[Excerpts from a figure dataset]

-------------------------

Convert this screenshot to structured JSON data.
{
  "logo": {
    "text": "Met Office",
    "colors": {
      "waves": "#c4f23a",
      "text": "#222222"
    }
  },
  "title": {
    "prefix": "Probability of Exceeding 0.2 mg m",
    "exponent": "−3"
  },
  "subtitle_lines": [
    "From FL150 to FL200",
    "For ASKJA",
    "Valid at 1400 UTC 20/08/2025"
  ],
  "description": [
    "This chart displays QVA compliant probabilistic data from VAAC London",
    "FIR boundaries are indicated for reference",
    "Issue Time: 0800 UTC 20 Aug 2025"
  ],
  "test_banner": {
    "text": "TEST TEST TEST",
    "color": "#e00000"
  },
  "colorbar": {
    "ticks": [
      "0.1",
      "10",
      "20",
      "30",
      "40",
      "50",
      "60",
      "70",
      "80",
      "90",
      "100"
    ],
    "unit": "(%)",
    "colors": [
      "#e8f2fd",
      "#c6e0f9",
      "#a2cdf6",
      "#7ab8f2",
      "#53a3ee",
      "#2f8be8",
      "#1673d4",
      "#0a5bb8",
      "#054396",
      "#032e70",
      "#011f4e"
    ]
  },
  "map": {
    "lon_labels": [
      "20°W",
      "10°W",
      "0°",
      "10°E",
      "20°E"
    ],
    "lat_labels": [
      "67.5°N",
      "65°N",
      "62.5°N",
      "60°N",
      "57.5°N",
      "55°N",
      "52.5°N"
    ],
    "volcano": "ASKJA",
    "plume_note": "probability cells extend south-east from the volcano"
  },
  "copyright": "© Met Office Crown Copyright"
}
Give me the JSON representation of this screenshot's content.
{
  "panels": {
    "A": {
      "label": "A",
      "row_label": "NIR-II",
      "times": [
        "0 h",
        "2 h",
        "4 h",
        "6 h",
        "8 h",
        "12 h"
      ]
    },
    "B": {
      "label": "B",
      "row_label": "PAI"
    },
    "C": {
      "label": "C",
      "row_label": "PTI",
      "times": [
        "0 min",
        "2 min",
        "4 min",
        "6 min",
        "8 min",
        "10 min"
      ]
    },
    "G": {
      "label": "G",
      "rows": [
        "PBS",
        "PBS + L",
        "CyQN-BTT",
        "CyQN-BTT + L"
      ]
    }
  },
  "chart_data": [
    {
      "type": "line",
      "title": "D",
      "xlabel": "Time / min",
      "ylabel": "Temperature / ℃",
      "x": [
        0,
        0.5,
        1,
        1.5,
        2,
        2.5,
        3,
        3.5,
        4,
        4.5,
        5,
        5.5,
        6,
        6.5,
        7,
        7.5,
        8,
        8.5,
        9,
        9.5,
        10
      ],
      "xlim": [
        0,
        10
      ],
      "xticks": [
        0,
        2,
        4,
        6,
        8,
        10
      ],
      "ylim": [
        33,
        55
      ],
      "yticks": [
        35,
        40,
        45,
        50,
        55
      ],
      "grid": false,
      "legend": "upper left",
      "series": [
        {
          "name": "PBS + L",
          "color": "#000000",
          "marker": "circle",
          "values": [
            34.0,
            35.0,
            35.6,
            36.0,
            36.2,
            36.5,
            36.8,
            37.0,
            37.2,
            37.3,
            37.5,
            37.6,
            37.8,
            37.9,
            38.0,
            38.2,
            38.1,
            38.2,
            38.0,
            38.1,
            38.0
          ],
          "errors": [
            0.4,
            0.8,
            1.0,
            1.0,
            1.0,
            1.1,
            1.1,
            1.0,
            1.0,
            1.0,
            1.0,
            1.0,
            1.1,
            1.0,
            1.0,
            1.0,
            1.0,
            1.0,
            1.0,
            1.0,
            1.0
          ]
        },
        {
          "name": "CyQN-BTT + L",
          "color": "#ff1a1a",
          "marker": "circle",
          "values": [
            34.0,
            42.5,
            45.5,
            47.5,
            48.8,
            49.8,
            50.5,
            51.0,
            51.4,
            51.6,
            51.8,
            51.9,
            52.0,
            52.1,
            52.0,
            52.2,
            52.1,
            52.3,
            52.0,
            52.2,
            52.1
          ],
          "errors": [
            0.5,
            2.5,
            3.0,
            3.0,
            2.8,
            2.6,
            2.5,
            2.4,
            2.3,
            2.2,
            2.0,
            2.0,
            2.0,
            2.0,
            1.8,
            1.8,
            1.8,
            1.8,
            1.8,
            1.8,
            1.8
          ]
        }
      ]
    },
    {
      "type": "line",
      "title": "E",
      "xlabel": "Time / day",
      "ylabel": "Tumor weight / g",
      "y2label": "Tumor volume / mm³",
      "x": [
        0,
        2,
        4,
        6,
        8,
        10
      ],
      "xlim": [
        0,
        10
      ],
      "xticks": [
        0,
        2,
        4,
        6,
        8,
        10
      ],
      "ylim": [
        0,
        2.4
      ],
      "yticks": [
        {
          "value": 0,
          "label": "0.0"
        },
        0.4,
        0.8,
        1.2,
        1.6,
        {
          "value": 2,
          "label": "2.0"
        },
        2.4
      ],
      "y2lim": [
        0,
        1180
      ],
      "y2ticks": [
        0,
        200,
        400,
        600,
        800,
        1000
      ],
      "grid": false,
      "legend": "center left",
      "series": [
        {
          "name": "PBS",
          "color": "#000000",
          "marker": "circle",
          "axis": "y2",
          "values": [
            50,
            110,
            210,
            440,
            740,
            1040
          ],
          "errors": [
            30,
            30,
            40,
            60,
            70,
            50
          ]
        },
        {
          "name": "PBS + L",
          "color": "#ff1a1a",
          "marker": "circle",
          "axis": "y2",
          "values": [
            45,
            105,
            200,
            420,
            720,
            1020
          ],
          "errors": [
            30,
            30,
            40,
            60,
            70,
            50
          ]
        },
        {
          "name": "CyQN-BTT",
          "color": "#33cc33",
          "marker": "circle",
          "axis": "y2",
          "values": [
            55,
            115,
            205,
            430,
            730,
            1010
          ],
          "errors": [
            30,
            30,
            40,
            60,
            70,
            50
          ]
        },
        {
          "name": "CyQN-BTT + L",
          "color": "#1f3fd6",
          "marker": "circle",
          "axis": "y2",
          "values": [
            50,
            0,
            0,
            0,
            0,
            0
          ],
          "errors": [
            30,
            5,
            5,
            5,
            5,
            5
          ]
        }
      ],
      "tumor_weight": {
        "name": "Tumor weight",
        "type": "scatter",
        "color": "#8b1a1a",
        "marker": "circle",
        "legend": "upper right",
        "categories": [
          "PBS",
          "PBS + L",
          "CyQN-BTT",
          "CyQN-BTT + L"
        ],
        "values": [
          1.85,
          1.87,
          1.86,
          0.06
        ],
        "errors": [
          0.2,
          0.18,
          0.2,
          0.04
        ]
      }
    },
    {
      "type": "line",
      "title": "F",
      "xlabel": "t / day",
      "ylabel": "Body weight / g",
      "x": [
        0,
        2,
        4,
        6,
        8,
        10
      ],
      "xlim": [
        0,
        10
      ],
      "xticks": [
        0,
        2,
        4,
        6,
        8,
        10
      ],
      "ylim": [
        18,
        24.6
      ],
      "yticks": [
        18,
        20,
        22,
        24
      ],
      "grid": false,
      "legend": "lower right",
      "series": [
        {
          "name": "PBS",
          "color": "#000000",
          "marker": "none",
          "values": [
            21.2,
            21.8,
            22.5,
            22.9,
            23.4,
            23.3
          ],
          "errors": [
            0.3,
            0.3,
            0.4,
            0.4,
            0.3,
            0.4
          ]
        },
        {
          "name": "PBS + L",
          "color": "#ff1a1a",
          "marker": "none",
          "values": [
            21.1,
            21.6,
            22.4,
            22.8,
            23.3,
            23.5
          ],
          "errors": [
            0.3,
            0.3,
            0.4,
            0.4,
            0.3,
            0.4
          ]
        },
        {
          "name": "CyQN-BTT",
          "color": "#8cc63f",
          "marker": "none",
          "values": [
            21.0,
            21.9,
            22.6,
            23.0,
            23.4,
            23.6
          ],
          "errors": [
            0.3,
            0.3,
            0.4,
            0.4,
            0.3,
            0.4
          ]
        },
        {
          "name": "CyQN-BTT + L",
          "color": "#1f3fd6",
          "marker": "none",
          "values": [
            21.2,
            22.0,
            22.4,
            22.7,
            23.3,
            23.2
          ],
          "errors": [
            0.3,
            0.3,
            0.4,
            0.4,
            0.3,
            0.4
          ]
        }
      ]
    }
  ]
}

-------------------------

# Work instructions
What the answer needs is every line from the data above with "screenshot" in it.

# Solution for this problem
Convert this screenshot to structured JSON data.
Give me the JSON representation of this screenshot's content.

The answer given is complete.